(Dataset records on visual material)
# # # # #
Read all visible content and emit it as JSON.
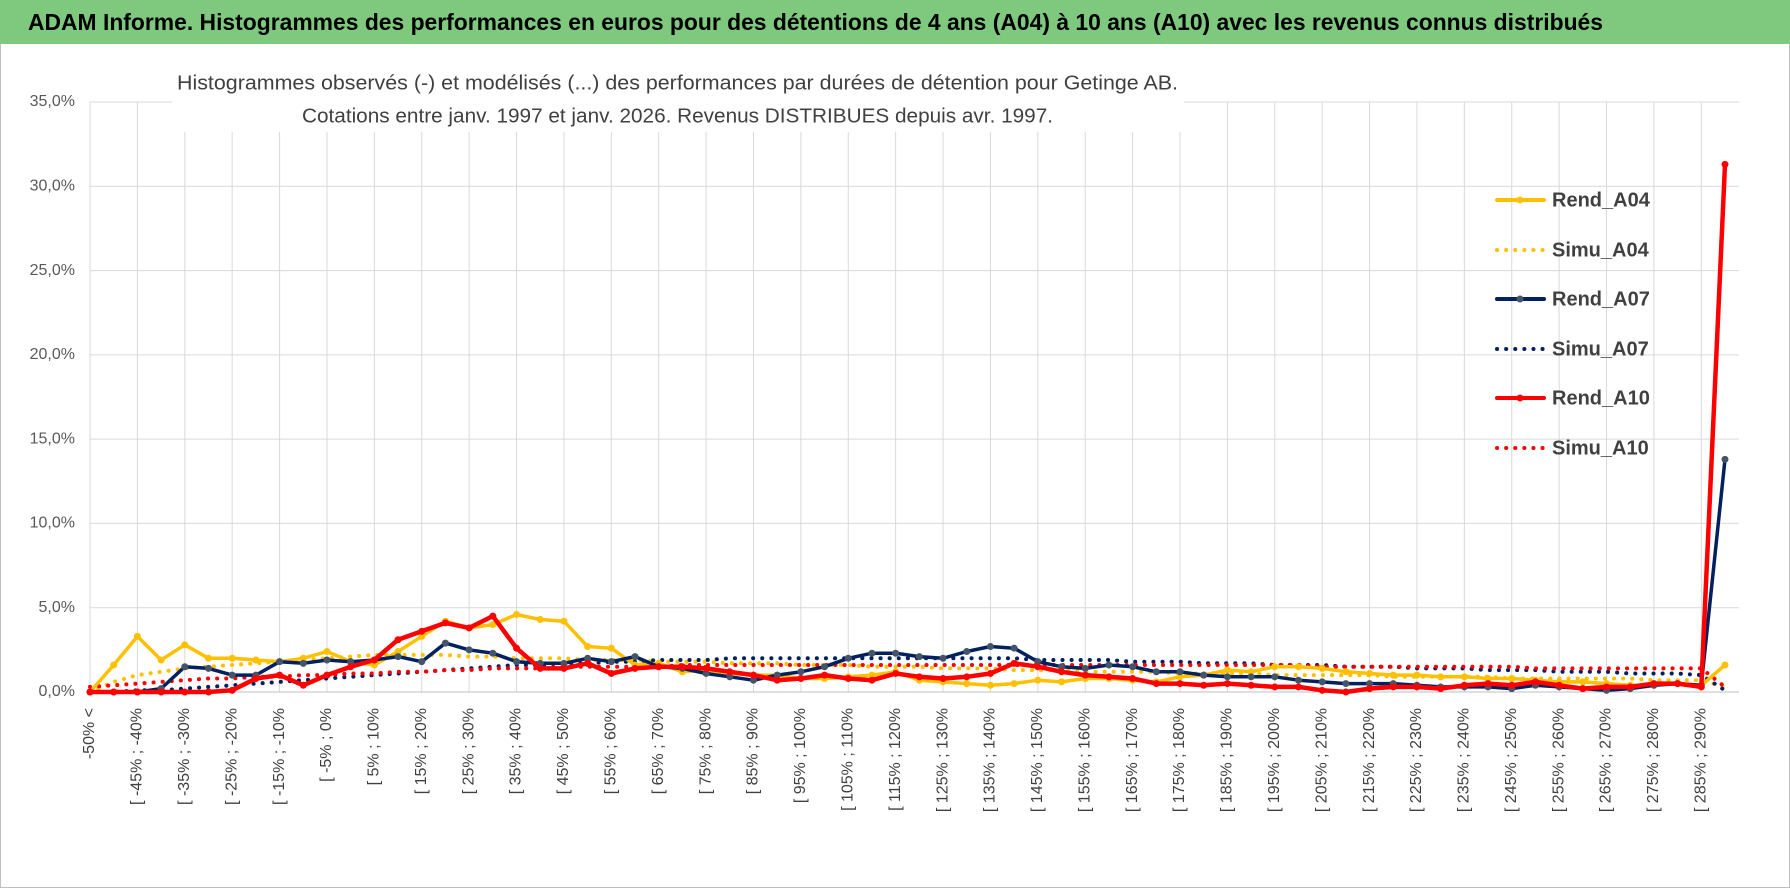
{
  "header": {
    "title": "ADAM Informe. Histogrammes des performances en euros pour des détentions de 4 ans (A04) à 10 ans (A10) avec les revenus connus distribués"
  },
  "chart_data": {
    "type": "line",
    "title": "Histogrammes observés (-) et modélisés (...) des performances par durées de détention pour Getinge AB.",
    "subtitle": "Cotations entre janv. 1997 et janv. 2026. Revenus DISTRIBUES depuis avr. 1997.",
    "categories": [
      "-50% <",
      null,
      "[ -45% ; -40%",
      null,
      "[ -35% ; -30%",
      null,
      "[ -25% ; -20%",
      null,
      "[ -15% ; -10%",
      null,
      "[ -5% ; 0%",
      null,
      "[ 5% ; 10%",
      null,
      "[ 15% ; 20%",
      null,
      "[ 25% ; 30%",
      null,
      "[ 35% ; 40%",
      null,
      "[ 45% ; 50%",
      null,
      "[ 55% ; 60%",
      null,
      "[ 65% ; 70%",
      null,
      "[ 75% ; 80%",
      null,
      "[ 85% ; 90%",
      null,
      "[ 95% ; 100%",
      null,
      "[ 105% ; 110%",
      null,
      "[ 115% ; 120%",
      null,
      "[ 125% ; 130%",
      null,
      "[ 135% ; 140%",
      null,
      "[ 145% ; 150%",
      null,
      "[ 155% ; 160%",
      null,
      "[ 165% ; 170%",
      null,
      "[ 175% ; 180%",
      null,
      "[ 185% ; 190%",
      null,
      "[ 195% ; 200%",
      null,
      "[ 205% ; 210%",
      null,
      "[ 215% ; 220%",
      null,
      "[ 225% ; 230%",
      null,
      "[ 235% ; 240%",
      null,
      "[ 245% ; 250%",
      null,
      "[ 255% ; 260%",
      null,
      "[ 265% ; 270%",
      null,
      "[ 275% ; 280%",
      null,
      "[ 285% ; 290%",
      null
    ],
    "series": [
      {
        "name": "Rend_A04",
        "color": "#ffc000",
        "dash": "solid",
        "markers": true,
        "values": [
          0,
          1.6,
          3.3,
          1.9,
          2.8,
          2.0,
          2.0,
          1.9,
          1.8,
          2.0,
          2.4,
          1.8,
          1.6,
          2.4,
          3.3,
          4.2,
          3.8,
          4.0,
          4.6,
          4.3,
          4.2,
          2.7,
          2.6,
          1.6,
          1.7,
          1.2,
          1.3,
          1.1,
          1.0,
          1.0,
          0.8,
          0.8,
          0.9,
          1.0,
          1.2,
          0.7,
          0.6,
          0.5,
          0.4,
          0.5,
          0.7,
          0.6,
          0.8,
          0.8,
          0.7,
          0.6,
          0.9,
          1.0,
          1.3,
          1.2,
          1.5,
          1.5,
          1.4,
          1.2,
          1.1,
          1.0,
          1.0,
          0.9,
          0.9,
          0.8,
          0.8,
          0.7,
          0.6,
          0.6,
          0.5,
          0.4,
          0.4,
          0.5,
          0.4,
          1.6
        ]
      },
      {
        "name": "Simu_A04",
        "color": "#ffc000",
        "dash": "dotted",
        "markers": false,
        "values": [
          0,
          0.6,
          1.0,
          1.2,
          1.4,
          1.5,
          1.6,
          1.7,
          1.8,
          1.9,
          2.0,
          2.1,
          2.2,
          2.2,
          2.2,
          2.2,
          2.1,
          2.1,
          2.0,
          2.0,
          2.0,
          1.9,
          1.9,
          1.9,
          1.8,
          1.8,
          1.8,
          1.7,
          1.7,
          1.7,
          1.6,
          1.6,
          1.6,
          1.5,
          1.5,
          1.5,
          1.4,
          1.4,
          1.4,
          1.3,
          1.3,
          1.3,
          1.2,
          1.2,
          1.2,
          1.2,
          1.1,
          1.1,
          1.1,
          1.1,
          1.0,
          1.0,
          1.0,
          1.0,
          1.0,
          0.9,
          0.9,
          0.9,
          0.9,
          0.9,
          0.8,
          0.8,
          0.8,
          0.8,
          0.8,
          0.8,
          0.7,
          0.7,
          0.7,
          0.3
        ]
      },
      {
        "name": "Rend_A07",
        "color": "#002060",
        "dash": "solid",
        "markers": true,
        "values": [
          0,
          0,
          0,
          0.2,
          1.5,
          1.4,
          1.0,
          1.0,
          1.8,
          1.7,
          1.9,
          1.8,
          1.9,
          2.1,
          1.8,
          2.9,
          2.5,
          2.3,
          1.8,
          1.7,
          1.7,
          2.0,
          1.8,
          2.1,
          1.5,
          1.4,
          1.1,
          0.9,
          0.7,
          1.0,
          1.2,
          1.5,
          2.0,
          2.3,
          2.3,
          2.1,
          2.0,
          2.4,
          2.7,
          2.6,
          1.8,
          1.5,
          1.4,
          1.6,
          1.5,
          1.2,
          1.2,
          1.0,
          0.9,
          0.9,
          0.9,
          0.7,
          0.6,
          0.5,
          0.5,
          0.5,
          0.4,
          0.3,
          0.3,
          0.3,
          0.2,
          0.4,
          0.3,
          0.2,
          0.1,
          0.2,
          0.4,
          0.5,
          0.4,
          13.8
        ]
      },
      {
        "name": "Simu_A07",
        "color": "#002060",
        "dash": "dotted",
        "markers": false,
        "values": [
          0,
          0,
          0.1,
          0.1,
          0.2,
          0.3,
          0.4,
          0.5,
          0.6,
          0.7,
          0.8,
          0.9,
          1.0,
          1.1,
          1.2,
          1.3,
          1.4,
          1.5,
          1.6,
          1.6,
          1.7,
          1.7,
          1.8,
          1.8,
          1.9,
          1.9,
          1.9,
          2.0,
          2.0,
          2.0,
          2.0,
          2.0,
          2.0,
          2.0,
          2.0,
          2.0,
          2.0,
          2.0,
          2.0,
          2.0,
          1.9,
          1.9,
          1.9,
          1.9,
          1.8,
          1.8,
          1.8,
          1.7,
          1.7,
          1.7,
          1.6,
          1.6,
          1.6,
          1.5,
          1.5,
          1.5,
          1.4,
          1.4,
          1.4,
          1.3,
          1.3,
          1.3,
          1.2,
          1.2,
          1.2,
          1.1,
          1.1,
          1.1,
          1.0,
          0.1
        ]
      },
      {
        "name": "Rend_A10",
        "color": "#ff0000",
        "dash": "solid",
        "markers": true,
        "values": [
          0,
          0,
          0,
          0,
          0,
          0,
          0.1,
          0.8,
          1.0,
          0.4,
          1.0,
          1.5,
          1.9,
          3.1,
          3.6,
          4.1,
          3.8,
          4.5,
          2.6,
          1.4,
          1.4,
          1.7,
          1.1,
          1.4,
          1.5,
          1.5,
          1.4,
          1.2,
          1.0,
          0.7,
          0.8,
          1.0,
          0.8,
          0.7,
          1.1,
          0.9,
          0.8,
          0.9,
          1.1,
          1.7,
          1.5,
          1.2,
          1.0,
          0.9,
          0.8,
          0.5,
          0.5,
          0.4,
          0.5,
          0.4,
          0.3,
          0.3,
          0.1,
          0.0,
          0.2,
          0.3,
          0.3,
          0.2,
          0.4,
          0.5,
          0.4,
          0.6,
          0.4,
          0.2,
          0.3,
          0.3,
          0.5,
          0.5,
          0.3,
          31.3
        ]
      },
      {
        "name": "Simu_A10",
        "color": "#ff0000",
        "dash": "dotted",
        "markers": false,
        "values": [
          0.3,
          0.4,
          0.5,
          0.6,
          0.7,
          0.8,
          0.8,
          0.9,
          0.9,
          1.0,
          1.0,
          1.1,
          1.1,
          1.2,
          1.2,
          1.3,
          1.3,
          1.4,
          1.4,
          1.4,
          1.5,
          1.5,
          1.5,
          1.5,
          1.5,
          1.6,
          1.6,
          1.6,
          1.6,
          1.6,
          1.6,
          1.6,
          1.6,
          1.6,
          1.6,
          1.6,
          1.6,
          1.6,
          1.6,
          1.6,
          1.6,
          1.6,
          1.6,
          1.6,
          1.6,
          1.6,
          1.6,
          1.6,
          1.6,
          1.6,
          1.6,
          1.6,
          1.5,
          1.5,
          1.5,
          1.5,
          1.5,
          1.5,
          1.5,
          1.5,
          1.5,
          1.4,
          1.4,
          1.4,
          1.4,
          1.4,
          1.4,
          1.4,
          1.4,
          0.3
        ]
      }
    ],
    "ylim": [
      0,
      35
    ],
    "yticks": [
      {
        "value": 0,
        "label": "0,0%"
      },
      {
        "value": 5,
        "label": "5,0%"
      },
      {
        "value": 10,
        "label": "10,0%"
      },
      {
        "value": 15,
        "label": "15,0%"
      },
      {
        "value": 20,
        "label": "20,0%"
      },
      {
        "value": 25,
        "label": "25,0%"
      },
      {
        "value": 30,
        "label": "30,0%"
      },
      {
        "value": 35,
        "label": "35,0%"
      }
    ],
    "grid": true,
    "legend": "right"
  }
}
# # # # #
- [Aim of the exercise]
Your answer should be a single number: the count of lines holding the word "performances".

- [Final answer]
2